WHAT TO PRODUCE
Pull every line containing "stated" out of the material below.

EXERCISE INPUT

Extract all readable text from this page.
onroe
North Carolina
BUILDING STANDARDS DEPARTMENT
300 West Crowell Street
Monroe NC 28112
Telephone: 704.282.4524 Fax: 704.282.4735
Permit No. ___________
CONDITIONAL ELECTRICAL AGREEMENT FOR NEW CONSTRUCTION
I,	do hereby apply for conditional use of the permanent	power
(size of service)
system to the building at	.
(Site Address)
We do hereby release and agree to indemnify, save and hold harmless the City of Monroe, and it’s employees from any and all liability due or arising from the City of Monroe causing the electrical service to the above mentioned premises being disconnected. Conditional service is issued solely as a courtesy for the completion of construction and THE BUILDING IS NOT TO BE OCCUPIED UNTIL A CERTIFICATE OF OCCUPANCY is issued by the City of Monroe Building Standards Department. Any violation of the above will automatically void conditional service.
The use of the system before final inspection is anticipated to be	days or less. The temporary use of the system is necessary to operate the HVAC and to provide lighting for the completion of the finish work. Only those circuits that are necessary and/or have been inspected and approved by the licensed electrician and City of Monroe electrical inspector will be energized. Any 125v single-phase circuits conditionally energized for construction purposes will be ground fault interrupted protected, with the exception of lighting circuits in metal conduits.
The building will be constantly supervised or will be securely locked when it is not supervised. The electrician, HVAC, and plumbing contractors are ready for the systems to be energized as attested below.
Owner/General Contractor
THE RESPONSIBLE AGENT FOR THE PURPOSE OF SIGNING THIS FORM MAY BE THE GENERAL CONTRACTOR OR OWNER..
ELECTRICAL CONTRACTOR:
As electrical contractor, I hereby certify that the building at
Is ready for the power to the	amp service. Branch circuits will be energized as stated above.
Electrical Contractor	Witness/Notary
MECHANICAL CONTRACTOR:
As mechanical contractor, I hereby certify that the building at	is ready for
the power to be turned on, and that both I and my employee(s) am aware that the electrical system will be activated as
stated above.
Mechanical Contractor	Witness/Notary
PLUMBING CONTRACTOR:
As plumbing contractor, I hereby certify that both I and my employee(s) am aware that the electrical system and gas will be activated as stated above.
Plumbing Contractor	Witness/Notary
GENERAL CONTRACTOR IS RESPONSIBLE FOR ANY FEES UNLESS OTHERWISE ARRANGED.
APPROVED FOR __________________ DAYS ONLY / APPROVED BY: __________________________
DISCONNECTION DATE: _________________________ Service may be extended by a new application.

RESULT
Is ready for the power to the	amp service. Branch circuits will be energized as stated above.
stated above.
As plumbing contractor, I hereby certify that both I and my employee(s) am aware that the electrical system and gas will be activated as stated above.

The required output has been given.